▸ **DATA FOR THIS EXERCISE**
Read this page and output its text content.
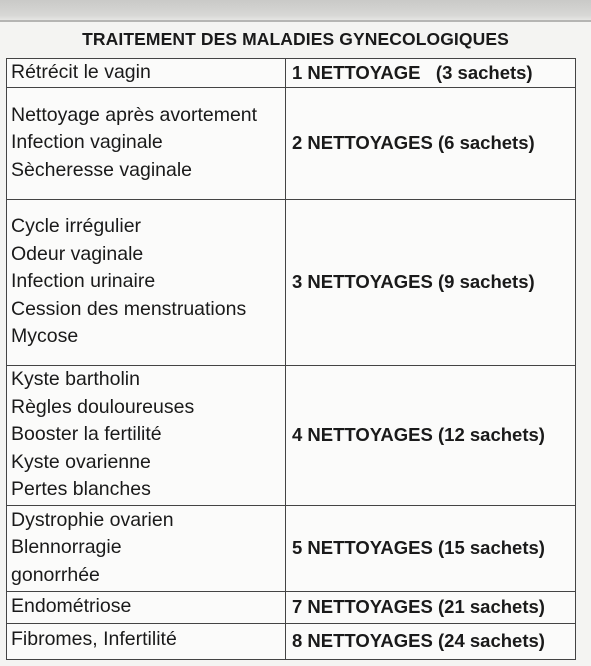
TRAITEMENT DES MALADIES GYNECOLOGIQUES
Rétrécit le vagin	1 NETTOYAGE   (3 sachets)

Nettoyage après avortement
Infection vaginale
Sècheresse vaginale	2 NETTOYAGES (6 sachets)

Cycle irrégulier
Odeur vaginale
Infection urinaire
Cession des menstruations
Mycose	3 NETTOYAGES (9 sachets)

Kyste bartholin
Règles douloureuses
Booster la fertilité
Kyste ovarienne
Pertes blanches	4 NETTOYAGES (12 sachets)

Dystrophie ovarien
Blennorragie
gonorrhée	5 NETTOYAGES (15 sachets)

Endométriose	7 NETTOYAGES (21 sachets)

Fibromes, Infertilité	8 NETTOYAGES (24 sachets)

▸ **EXERCISE**
Keep only those lines of the records that hold "Infection", and return them.

▸ **FULL RESPONSE**
Infection vaginale
Infection urinaire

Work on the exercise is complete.